begin DATA PROVIDED
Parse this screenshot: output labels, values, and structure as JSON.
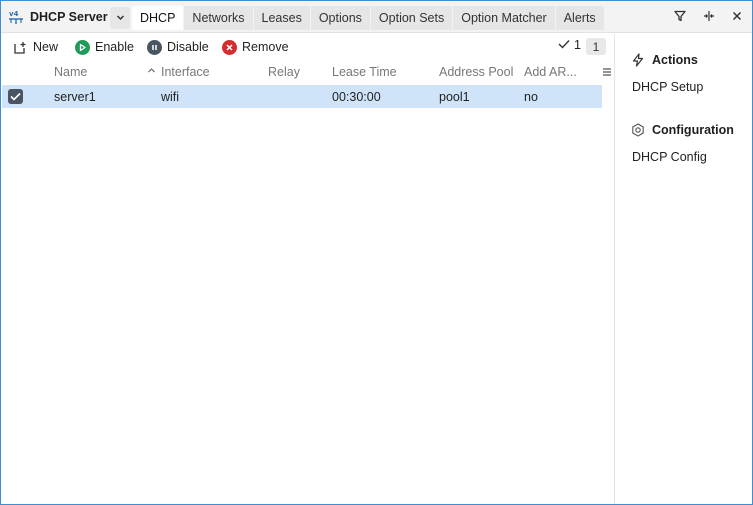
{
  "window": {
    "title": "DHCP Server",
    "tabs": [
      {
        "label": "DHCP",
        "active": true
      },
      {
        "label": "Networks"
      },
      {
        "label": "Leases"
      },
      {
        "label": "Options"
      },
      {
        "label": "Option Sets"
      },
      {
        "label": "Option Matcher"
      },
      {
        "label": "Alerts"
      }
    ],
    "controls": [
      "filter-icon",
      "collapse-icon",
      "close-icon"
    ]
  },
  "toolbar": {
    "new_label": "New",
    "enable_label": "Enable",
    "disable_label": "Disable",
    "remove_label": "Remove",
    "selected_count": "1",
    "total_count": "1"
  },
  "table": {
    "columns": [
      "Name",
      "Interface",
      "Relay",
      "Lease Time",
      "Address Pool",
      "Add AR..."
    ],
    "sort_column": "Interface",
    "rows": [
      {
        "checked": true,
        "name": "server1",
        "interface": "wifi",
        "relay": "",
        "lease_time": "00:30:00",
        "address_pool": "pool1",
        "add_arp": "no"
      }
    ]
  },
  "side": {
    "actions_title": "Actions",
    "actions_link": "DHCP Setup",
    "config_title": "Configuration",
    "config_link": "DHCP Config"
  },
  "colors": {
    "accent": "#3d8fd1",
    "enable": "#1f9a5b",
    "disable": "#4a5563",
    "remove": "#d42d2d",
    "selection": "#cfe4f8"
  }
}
end DATA PROVIDED
WHAT YOU HAVE TO DO ▸ Return all of the data exactly as written, and drop the pictures.

TASK ANSWER ▸
Parse this screenshot: output labels, values, and structure as JSON.
{
  "window": {
    "title": "DHCP Server",
    "tabs": [
      {
        "label": "DHCP",
        "active": true
      },
      {
        "label": "Networks"
      },
      {
        "label": "Leases"
      },
      {
        "label": "Options"
      },
      {
        "label": "Option Sets"
      },
      {
        "label": "Option Matcher"
      },
      {
        "label": "Alerts"
      }
    ],
    "controls": [
      "filter-icon",
      "collapse-icon",
      "close-icon"
    ]
  },
  "toolbar": {
    "new_label": "New",
    "enable_label": "Enable",
    "disable_label": "Disable",
    "remove_label": "Remove",
    "selected_count": "1",
    "total_count": "1"
  },
  "table": {
    "columns": [
      "Name",
      "Interface",
      "Relay",
      "Lease Time",
      "Address Pool",
      "Add AR..."
    ],
    "sort_column": "Interface",
    "rows": [
      {
        "checked": true,
        "name": "server1",
        "interface": "wifi",
        "relay": "",
        "lease_time": "00:30:00",
        "address_pool": "pool1",
        "add_arp": "no"
      }
    ]
  },
  "side": {
    "actions_title": "Actions",
    "actions_link": "DHCP Setup",
    "config_title": "Configuration",
    "config_link": "DHCP Config"
  },
  "colors": {
    "accent": "#3d8fd1",
    "enable": "#1f9a5b",
    "disable": "#4a5563",
    "remove": "#d42d2d",
    "selection": "#cfe4f8"
  }
}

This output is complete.